> **Task to carry out**
Could you write out the records below exactly as they appear?

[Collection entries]
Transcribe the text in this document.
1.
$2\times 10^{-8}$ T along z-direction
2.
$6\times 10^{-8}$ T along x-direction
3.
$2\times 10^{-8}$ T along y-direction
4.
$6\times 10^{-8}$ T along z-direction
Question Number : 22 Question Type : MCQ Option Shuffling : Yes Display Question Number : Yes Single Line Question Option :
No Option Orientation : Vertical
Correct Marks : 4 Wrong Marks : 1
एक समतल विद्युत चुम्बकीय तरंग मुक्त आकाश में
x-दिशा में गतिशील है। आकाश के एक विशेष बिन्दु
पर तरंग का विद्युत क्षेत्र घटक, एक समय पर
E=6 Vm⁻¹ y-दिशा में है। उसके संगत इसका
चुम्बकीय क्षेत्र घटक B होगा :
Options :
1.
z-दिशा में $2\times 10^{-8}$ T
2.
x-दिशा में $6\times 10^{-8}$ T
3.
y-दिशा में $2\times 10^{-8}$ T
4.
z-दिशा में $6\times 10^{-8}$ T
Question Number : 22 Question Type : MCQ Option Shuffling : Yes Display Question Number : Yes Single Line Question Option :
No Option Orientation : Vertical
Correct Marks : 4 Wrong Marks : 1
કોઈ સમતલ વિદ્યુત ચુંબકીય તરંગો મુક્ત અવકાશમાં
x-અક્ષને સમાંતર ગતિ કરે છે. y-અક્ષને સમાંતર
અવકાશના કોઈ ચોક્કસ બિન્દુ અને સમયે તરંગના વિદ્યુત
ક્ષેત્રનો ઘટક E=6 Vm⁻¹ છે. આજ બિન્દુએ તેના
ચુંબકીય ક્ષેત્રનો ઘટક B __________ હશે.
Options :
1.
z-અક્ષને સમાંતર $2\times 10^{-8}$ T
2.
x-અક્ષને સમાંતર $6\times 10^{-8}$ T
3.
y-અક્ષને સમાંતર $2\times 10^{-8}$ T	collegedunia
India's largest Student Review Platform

> **Full solution**
Transcribe the text in this document.
1.
$2\times 10^{-8}$ T along z-direction
2.
$6\times 10^{-8}$ T along x-direction
3.
$2\times 10^{-8}$ T along y-direction
4.
$6\times 10^{-8}$ T along z-direction
Question Number : 22 Question Type : MCQ Option Shuffling : Yes Display Question Number : Yes Single Line Question Option :
No Option Orientation : Vertical
Correct Marks : 4 Wrong Marks : 1
एक समतल विद्युत चुम्बकीय तरंग मुक्त आकाश में
x-दिशा में गतिशील है। आकाश के एक विशेष बिन्दु
पर तरंग का विद्युत क्षेत्र घटक, एक समय पर
E=6 Vm⁻¹ y-दिशा में है। उसके संगत इसका
चुम्बकीय क्षेत्र घटक B होगा :
Options :
1.
z-दिशा में $2\times 10^{-8}$ T
2.
x-दिशा में $6\times 10^{-8}$ T
3.
y-दिशा में $2\times 10^{-8}$ T
4.
z-दिशा में $6\times 10^{-8}$ T
Question Number : 22 Question Type : MCQ Option Shuffling : Yes Display Question Number : Yes Single Line Question Option :
No Option Orientation : Vertical
Correct Marks : 4 Wrong Marks : 1
કોઈ સમતલ વિદ્યુત ચુંબકીય તરંગો મુક્ત અવકાશમાં
x-અક્ષને સમાંતર ગતિ કરે છે. y-અક્ષને સમાંતર
અવકાશના કોઈ ચોક્કસ બિન્દુ અને સમયે તરંગના વિદ્યુત
ક્ષેત્રનો ઘટક E=6 Vm⁻¹ છે. આજ બિન્દુએ તેના
ચુંબકીય ક્ષેત્રનો ઘટક B __________ હશે.
Options :
1.
z-અક્ષને સમાંતર $2\times 10^{-8}$ T
2.
x-અક્ષને સમાંતર $6\times 10^{-8}$ T
3.
y-અક્ષને સમાંતર $2\times 10^{-8}$ T	collegedunia
India's largest Student Review Platform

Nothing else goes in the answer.